»»
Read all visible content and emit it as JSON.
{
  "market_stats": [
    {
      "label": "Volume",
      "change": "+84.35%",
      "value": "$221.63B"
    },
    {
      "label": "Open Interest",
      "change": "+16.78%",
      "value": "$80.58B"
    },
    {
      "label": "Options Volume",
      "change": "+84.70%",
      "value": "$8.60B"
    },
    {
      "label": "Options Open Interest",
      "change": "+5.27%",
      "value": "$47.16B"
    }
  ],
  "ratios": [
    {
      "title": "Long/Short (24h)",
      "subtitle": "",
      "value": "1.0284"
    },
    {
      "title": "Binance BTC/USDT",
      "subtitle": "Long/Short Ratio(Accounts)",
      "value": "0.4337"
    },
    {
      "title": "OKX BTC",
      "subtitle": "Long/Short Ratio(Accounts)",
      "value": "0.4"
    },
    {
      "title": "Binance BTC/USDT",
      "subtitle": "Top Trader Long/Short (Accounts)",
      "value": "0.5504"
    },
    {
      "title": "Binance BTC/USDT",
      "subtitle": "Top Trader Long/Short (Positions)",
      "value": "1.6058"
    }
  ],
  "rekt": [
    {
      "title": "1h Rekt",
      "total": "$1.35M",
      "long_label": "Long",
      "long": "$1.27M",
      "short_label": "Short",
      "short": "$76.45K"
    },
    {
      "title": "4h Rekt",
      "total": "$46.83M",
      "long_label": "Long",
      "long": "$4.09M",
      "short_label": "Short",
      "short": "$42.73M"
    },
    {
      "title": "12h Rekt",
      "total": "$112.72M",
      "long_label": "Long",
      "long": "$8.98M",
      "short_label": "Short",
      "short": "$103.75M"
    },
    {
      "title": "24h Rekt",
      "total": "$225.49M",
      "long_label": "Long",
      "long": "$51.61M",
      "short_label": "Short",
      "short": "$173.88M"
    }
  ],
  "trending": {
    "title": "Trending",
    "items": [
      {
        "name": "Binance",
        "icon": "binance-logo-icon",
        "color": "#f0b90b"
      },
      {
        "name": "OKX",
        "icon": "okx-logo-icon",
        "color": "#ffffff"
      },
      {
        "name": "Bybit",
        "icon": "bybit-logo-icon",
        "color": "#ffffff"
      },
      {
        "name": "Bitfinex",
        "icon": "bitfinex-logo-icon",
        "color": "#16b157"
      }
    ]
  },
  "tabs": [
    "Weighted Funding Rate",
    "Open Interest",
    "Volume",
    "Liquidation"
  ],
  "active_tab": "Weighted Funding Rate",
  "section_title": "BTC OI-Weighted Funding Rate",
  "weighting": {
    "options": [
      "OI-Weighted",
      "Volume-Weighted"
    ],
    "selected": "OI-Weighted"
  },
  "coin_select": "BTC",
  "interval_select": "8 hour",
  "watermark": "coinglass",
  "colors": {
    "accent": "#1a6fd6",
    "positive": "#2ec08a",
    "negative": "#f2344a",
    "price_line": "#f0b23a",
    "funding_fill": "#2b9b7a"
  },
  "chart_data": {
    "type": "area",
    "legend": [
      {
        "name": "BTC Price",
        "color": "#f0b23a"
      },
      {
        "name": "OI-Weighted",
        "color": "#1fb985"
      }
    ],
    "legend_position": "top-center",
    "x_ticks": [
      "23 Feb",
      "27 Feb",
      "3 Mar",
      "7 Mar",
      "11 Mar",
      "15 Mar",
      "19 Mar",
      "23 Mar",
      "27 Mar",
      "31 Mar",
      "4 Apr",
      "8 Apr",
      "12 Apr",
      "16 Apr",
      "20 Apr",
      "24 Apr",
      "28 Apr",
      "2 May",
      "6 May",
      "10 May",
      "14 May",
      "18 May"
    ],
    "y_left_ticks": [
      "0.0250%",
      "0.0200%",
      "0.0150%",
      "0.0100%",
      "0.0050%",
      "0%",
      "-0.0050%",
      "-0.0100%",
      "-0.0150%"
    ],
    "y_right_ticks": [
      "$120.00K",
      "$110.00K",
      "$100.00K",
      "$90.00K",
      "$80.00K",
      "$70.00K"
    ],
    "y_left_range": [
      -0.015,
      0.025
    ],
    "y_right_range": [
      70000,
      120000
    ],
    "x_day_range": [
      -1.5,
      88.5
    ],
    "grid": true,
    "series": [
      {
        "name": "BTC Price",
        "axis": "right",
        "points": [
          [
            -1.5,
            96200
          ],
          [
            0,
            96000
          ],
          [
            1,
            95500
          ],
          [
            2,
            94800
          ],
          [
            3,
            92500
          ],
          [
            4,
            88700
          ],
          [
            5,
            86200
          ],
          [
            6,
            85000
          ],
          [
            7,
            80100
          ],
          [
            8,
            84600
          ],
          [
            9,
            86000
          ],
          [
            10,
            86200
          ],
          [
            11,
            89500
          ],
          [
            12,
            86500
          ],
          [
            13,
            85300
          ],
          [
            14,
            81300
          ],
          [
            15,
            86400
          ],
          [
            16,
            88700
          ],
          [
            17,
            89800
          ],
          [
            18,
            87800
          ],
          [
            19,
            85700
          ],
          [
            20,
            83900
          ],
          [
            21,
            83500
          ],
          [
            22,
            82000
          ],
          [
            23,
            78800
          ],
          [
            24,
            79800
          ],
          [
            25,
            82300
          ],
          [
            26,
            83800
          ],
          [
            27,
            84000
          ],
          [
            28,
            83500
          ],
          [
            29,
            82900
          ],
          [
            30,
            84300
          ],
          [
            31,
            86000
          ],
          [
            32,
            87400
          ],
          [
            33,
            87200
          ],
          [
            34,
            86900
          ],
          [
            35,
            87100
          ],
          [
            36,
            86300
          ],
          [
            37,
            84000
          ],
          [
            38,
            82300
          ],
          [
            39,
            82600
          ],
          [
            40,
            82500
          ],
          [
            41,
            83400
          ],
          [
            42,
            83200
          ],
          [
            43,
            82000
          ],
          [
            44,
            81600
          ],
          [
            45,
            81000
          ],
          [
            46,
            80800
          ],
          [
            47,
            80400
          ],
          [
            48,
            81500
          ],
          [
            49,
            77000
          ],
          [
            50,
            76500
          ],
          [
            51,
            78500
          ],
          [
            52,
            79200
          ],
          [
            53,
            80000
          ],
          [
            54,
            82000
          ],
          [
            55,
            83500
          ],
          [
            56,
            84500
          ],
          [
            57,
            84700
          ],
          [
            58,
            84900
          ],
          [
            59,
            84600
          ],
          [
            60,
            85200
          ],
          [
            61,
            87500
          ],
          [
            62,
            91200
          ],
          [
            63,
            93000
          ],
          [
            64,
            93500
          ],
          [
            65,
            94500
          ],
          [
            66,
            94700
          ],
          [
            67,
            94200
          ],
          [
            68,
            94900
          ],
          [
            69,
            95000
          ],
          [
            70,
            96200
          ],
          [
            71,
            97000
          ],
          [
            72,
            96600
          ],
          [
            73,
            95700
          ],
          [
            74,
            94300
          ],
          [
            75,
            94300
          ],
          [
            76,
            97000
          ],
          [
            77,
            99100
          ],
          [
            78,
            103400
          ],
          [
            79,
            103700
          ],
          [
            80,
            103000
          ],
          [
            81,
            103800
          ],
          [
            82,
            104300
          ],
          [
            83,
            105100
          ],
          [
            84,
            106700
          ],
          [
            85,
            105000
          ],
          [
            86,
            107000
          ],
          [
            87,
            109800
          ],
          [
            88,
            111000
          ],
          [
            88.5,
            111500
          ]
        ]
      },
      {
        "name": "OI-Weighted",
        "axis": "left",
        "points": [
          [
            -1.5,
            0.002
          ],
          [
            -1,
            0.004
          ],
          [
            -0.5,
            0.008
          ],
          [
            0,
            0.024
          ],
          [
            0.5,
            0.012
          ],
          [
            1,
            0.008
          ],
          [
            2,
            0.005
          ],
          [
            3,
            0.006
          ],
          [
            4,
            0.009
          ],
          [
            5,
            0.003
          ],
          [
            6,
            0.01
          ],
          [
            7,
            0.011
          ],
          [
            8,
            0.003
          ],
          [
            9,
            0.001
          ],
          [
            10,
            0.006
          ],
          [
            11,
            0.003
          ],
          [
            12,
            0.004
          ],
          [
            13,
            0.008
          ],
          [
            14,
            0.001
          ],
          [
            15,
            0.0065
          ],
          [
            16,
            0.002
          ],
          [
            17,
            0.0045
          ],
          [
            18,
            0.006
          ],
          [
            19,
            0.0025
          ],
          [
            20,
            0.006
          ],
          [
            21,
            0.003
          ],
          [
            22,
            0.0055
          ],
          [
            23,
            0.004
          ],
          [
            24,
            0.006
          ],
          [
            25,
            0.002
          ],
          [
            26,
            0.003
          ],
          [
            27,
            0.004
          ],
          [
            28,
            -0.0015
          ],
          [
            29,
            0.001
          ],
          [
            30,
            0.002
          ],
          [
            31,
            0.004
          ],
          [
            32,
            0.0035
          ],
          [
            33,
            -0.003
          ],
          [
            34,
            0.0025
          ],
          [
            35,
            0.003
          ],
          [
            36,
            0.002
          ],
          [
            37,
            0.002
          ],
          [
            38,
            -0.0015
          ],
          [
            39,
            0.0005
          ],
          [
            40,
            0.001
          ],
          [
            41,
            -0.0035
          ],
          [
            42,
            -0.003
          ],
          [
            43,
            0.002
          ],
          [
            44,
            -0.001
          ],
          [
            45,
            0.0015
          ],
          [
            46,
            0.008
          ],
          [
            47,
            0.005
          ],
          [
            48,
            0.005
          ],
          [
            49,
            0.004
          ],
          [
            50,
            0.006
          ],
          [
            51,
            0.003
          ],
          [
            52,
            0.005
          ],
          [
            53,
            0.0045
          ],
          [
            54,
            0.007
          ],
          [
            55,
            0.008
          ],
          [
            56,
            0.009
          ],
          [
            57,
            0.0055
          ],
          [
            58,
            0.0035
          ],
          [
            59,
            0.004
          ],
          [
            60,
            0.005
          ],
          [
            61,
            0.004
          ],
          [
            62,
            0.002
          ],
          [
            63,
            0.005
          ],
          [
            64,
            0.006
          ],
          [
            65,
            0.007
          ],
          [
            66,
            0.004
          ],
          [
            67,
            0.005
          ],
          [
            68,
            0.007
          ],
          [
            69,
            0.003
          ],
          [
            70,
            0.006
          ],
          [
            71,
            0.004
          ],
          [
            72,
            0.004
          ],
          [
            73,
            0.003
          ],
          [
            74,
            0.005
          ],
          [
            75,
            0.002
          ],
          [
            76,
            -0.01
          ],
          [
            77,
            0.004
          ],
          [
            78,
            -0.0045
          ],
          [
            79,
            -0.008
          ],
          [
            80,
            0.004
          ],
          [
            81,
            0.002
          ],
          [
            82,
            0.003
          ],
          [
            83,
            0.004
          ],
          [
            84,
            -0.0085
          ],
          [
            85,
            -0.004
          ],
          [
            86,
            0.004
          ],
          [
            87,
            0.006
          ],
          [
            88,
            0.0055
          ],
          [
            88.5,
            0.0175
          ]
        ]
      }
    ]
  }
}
««
* **Work to be completed**
For the listing above, identify each line bearing "value".

* **Answer for the task**
      "value": "$221.63B"
      "value": "$80.58B"
      "value": "$8.60B"
      "value": "$47.16B"
      "value": "1.0284"
      "value": "0.4337"
      "value": "0.4"
      "value": "0.5504"
      "value": "1.6058"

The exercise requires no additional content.